▶ [What is needed] Identify all lines in the listing that include the word "text", and copy them out.

▶ [Material provided]
============

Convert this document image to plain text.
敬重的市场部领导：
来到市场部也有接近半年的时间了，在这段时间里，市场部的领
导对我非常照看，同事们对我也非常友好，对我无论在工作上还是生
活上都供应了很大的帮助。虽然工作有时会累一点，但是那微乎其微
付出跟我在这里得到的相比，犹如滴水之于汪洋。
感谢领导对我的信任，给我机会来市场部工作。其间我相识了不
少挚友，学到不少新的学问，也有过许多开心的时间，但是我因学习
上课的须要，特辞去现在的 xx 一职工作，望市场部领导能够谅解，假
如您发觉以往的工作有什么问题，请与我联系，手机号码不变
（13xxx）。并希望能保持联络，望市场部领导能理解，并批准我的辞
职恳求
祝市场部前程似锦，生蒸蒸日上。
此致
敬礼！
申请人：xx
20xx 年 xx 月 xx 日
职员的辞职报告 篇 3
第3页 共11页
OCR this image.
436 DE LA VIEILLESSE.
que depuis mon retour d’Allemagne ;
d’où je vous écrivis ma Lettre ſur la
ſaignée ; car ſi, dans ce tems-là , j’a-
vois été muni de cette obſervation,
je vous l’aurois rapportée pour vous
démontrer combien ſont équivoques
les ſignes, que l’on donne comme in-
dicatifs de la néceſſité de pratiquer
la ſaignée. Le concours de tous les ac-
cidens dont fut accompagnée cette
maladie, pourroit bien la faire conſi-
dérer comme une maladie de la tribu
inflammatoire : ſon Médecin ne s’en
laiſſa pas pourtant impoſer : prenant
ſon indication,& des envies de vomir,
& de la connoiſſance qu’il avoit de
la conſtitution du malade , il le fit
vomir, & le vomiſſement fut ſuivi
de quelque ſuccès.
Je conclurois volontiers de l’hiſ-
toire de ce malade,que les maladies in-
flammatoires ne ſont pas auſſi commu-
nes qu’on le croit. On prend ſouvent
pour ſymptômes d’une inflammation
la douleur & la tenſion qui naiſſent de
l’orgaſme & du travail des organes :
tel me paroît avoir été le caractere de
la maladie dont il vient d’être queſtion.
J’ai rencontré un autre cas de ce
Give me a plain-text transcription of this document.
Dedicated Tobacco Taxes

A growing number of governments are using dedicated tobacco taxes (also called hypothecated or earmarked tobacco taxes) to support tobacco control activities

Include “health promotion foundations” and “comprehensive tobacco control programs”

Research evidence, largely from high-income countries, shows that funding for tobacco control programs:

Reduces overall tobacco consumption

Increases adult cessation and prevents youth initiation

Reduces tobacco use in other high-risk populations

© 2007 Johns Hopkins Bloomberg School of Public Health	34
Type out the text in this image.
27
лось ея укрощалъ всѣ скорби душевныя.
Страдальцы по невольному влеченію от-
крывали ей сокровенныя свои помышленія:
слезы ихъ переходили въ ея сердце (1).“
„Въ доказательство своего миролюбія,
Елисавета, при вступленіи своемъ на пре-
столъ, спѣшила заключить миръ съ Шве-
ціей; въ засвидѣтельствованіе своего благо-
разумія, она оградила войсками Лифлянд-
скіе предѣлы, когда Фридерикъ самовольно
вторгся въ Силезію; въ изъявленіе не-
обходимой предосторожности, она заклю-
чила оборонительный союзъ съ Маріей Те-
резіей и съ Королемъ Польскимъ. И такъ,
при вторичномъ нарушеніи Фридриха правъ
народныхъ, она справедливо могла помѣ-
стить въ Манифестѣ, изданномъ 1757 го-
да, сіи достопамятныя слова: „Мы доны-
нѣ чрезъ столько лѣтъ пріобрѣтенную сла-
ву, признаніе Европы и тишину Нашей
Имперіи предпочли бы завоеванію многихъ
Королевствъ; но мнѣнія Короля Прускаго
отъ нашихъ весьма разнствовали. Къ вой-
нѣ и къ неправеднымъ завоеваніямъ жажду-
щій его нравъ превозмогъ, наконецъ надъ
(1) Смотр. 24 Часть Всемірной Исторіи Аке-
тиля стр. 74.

============

▶ [Solution]
Convert this document image to plain text.
Give me a plain-text transcription of this document.
Type out the text in this image.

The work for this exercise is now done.